## Challenge
Copy out every line of the records where the string "frac" occurs.

..............................

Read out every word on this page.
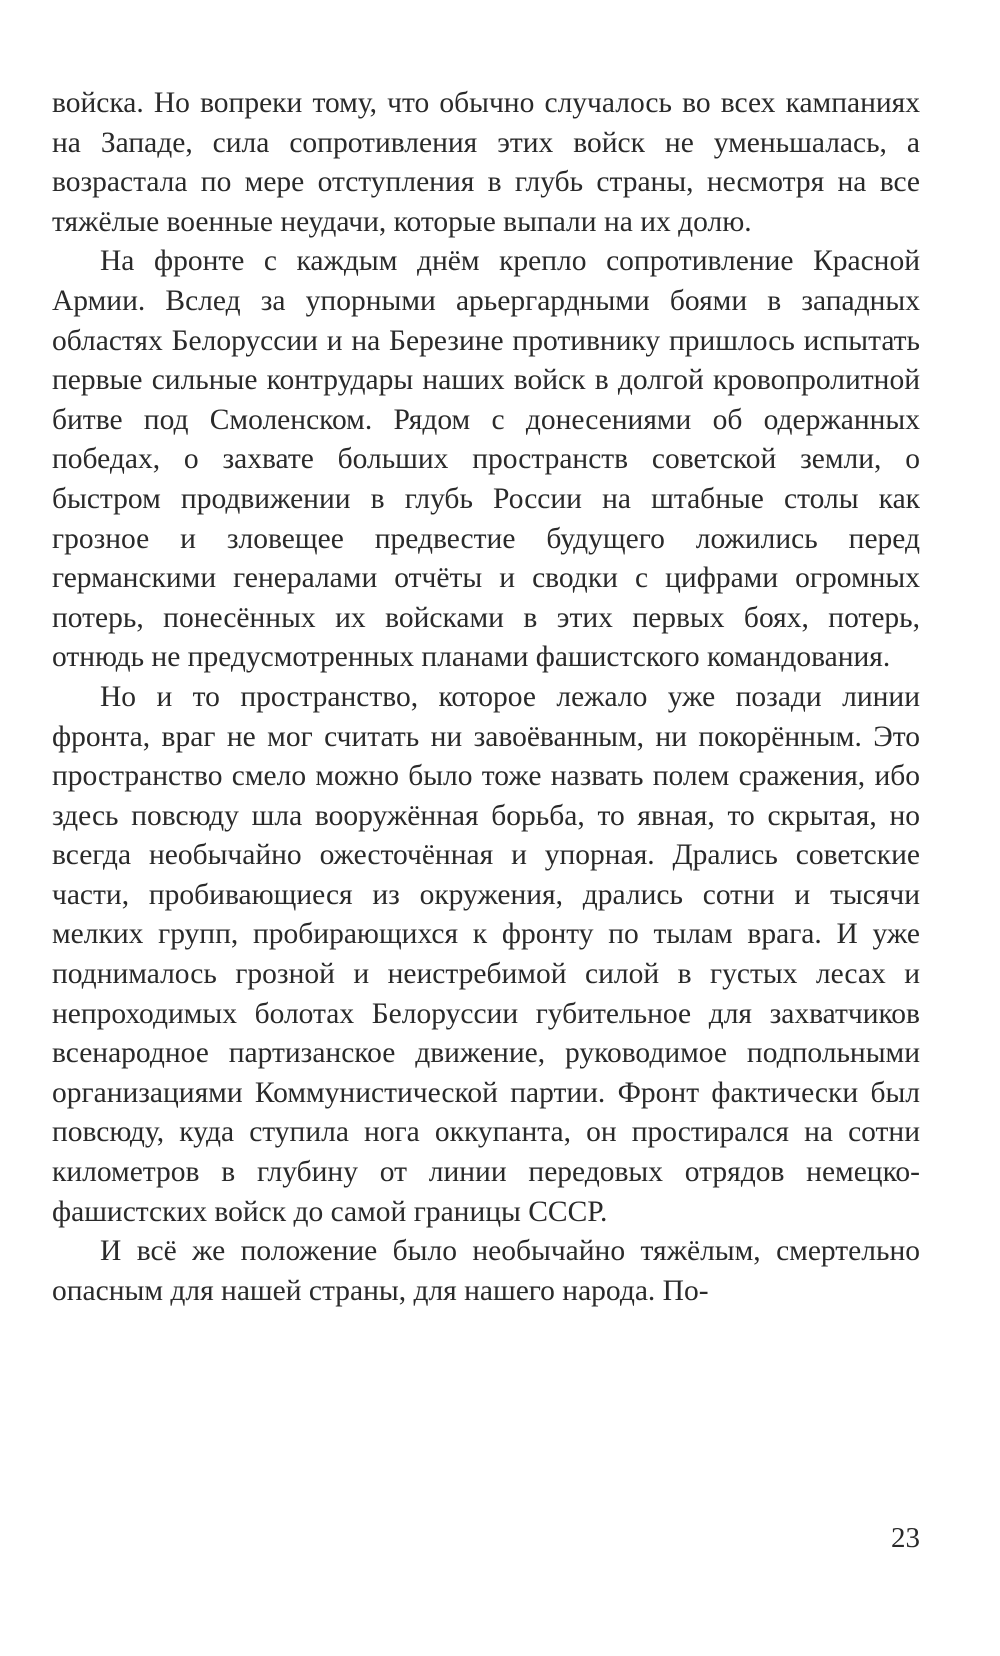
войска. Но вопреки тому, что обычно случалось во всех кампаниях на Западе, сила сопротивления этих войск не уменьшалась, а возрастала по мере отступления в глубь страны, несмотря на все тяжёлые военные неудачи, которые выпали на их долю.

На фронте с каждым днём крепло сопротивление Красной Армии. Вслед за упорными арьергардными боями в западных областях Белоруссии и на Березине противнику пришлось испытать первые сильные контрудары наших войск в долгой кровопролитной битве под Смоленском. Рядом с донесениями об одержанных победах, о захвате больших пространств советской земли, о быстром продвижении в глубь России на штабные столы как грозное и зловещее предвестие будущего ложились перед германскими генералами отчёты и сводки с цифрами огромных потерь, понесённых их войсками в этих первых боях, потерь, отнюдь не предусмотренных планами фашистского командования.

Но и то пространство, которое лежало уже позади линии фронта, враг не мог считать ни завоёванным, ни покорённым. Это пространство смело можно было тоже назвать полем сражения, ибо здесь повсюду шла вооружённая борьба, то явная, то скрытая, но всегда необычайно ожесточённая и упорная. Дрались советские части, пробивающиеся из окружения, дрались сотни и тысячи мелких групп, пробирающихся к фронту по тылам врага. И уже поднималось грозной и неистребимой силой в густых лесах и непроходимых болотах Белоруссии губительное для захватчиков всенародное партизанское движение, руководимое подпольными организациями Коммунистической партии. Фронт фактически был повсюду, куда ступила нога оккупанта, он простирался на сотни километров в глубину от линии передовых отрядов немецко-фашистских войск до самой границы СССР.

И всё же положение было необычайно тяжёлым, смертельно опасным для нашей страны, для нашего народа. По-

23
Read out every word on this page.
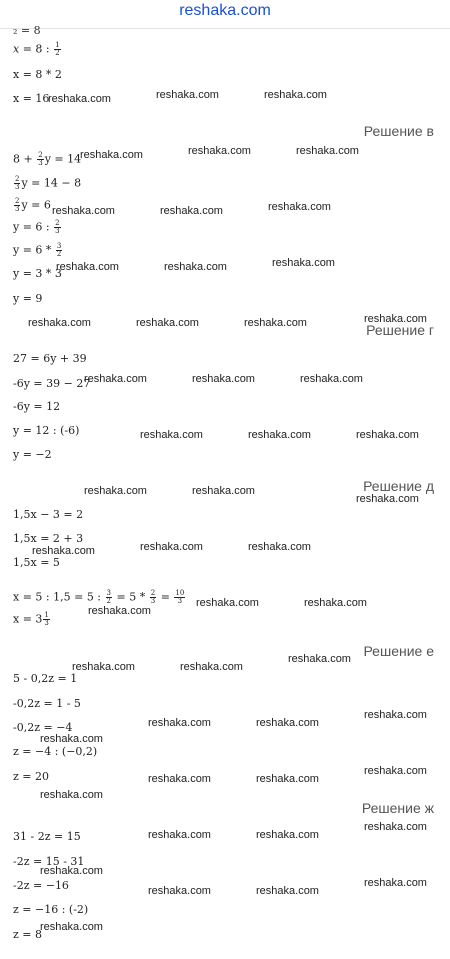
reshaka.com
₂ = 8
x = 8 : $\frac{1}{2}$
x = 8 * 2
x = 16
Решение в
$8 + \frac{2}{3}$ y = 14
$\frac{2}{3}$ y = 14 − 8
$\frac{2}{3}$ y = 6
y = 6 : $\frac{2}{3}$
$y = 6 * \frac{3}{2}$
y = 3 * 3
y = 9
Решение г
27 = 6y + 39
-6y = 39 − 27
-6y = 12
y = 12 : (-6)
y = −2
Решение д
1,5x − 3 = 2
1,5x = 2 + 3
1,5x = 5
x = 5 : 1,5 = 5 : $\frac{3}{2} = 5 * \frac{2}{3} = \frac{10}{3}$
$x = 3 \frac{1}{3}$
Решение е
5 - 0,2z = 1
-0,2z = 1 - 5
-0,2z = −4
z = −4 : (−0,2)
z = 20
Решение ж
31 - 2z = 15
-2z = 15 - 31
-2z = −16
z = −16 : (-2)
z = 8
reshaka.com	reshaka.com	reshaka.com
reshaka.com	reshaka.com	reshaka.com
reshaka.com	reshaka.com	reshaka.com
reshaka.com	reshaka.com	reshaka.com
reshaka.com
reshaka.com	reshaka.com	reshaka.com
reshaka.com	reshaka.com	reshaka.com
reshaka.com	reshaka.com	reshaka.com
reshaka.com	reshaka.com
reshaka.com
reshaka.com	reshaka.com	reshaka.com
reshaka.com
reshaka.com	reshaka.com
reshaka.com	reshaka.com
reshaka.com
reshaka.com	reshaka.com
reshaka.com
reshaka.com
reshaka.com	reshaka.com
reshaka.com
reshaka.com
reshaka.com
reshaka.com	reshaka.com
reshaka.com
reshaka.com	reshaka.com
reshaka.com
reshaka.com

..............................

## Worked solution
x = 8 : $\frac{1}{2}$
$8 + \frac{2}{3}$ y = 14
$\frac{2}{3}$ y = 14 − 8
$\frac{2}{3}$ y = 6
y = 6 : $\frac{2}{3}$
$y = 6 * \frac{3}{2}$
x = 5 : 1,5 = 5 : $\frac{3}{2} = 5 * \frac{2}{3} = \frac{10}{3}$
$x = 3 \frac{1}{3}$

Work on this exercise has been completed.